Items listed in a dataset:
==============================

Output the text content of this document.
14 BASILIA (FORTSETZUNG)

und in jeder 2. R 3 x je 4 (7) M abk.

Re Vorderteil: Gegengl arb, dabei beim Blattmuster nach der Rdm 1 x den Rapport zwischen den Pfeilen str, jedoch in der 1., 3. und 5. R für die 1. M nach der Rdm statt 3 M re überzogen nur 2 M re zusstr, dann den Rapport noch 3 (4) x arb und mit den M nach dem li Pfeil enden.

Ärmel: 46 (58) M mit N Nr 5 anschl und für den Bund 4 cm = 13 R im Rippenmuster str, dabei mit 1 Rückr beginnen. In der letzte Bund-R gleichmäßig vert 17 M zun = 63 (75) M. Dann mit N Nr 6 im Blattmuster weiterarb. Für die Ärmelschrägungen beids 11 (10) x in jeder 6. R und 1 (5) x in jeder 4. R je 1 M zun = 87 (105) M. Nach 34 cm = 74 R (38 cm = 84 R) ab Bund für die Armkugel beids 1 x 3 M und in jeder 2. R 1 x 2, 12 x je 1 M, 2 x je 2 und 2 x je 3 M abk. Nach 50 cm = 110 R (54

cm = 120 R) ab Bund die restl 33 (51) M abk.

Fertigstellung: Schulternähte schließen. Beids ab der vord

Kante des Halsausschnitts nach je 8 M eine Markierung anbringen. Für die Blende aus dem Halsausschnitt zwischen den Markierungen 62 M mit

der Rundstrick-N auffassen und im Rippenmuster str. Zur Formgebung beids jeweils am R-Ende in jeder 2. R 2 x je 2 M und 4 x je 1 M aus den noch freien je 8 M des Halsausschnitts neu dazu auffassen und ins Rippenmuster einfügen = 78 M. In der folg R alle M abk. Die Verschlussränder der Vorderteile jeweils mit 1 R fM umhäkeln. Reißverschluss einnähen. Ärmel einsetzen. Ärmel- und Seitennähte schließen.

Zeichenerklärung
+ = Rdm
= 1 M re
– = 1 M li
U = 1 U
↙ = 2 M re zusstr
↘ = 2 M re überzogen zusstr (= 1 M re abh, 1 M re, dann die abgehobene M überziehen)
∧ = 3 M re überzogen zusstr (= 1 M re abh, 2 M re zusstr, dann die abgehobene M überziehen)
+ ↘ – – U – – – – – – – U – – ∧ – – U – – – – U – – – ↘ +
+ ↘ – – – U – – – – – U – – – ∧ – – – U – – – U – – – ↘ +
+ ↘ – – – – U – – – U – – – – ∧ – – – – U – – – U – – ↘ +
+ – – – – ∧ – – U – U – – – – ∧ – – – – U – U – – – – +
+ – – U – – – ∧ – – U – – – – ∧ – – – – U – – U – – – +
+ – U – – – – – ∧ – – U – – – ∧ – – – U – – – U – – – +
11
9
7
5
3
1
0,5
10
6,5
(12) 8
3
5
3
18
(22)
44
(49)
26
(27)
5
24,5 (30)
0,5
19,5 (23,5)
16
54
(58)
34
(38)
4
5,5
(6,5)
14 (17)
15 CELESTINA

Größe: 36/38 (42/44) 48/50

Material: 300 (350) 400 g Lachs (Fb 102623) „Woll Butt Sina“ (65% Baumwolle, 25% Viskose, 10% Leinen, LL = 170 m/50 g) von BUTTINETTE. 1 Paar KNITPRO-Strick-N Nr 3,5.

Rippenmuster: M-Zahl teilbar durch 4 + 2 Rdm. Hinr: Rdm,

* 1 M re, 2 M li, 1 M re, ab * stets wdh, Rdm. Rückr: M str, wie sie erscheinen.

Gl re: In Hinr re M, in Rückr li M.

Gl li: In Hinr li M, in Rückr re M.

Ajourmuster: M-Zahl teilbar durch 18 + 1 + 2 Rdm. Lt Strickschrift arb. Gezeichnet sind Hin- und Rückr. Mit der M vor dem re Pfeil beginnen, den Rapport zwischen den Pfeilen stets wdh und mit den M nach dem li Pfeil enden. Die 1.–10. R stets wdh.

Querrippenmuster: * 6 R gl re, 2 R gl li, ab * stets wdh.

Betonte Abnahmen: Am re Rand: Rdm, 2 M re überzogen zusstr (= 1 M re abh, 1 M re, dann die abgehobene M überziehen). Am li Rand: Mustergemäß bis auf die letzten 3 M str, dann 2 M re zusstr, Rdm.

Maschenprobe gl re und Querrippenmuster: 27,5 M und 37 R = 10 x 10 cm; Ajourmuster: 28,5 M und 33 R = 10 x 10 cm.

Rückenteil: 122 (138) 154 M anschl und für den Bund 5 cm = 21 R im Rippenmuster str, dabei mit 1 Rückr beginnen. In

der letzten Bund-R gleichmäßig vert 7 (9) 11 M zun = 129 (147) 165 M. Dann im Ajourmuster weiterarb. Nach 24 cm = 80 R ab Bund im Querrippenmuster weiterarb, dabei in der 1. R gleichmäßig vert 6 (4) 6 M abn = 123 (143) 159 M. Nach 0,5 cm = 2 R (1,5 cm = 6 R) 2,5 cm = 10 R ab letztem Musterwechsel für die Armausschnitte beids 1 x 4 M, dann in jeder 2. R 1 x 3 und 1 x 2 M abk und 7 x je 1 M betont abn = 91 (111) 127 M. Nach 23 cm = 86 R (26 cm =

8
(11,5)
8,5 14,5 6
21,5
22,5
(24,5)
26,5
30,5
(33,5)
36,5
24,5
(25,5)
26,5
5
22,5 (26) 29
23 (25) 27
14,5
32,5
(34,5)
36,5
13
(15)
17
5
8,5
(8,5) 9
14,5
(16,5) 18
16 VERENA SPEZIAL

==============================

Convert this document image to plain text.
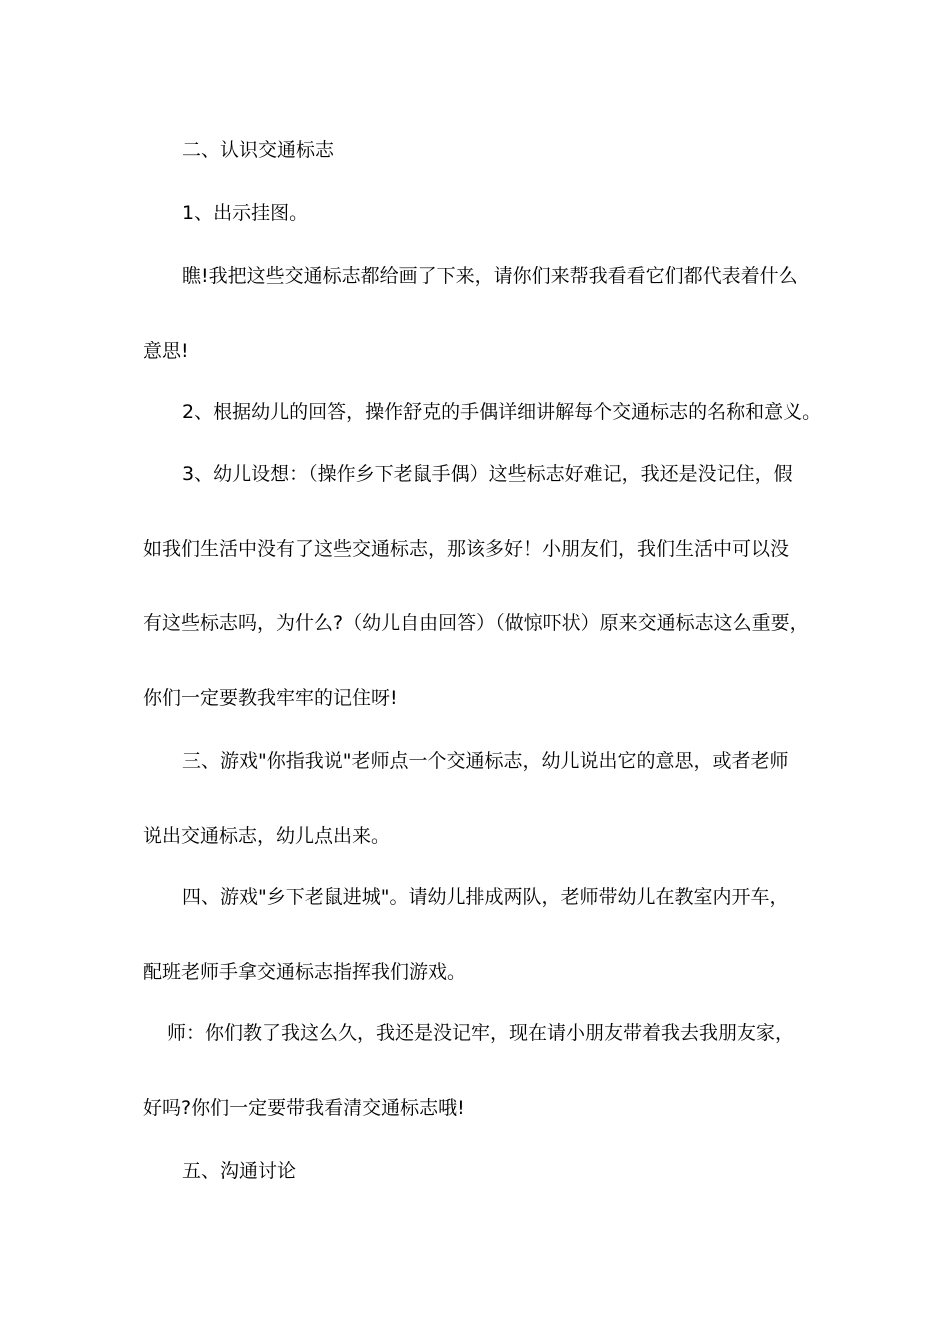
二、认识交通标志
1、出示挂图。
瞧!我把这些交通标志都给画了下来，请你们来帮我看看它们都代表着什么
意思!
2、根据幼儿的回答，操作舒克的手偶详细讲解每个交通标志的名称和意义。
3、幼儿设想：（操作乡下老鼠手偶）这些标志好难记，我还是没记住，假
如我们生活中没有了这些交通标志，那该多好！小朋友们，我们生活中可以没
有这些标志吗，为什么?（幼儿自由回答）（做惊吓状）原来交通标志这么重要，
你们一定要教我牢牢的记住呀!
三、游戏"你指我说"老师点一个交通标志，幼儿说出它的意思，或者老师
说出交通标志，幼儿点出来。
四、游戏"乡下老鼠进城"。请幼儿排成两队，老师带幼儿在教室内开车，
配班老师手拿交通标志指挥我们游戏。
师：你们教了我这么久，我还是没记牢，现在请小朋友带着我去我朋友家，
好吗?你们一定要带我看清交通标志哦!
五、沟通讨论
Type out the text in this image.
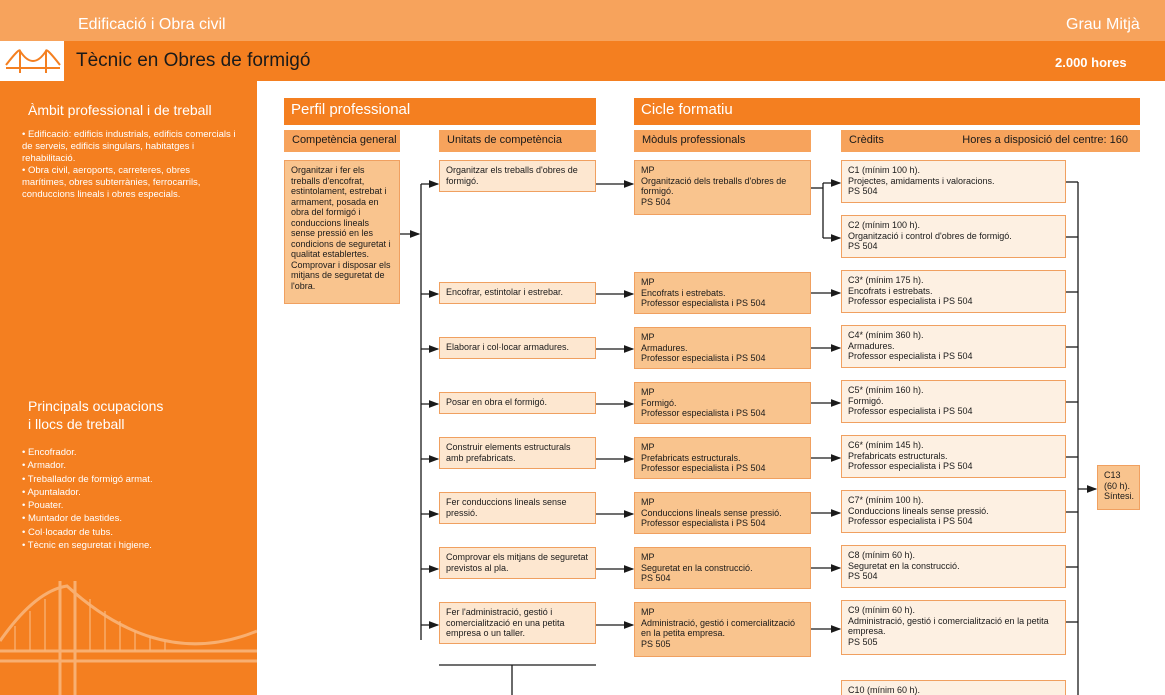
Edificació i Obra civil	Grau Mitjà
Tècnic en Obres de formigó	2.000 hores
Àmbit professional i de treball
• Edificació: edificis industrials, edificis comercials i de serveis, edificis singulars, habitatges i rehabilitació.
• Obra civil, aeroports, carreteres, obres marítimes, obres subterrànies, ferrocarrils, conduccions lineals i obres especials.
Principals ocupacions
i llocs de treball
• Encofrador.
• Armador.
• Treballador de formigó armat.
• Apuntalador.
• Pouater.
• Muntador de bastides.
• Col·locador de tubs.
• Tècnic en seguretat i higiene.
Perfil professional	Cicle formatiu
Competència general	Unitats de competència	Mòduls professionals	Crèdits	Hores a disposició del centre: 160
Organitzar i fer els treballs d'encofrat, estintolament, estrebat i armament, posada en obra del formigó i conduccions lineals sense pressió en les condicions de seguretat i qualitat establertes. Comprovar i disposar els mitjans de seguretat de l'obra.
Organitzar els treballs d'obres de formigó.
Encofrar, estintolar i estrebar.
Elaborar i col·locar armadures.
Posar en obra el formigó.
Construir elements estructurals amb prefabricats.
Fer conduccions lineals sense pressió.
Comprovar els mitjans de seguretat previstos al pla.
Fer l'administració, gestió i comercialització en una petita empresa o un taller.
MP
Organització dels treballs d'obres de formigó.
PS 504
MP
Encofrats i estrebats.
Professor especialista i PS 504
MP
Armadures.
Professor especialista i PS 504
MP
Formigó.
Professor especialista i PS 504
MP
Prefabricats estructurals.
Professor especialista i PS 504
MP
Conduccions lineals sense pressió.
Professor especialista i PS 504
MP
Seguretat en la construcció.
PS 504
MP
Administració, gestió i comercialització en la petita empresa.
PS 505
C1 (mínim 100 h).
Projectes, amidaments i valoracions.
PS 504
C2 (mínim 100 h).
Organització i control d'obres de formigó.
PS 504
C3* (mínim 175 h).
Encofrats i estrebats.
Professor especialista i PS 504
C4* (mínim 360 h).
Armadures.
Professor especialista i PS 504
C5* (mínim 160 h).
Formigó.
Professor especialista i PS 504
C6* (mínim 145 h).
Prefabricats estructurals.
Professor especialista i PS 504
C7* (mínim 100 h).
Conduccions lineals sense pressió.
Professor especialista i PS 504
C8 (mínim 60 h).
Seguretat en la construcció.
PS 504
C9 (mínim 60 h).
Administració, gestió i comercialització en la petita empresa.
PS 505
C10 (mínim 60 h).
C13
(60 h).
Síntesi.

==============================

▸ Challenge
Track down the lines that include the word "Organitzar" and copy them.

▸ Output
Organitzar i fer els treballs d'encofrat, estintolament, estrebat i armament, posada en obra del formigó i conduccions lineals sense pressió en les condicions de seguretat i qualitat establertes. Comprovar i disposar els mitjans de seguretat de l'obra.
Organitzar els treballs d'obres de formigó.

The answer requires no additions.